▶ **Data listing**
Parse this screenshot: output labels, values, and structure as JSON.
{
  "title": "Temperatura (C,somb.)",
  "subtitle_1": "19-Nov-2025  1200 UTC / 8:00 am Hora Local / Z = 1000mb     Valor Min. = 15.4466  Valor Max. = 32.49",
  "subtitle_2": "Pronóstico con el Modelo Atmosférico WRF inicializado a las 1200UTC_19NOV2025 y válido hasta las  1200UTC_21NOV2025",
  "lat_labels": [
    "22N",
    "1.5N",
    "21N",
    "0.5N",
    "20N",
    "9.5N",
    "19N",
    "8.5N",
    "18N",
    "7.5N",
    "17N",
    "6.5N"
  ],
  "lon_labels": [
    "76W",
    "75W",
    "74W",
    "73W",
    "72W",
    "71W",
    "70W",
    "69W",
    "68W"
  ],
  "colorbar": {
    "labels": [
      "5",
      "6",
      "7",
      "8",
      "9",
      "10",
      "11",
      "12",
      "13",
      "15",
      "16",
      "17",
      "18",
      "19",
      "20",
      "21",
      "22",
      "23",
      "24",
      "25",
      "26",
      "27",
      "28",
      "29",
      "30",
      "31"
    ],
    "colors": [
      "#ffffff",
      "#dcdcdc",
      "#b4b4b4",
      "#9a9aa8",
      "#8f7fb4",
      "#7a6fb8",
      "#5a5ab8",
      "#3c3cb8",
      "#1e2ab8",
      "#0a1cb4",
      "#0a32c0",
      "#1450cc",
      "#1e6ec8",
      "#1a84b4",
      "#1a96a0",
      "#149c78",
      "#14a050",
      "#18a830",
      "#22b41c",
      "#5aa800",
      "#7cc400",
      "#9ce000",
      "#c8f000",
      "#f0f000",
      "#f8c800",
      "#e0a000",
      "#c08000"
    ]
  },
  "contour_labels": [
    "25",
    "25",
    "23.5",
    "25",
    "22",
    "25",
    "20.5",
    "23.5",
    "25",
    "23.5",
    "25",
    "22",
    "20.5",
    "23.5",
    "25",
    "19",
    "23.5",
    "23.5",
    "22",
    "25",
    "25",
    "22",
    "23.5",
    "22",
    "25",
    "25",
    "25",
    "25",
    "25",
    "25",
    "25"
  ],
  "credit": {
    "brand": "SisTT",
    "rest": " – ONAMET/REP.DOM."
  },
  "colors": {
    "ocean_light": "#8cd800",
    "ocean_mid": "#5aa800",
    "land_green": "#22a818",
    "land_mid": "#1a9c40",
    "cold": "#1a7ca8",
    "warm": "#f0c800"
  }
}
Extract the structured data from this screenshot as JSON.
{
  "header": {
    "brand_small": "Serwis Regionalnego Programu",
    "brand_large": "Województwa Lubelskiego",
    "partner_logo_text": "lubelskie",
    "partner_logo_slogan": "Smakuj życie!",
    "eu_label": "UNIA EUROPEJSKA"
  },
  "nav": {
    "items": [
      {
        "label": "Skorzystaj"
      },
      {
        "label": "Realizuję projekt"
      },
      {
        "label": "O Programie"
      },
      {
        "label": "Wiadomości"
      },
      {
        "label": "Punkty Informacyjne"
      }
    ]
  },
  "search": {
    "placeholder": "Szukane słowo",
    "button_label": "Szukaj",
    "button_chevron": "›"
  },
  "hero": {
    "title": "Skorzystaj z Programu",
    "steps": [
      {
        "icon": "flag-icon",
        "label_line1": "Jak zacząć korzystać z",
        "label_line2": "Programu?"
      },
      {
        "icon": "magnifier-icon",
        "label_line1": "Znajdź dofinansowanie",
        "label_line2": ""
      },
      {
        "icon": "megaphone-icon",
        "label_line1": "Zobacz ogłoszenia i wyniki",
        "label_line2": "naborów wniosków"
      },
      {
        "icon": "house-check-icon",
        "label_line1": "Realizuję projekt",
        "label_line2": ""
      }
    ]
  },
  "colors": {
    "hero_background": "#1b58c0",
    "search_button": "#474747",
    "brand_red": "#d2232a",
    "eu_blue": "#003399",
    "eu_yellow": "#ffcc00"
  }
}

▶ **To do**
Look through the records and gather every line containing "this".

▶ **Worked solution**
Parse this screenshot: output labels, values, and structure as JSON.
Extract the structured data from this screenshot as JSON.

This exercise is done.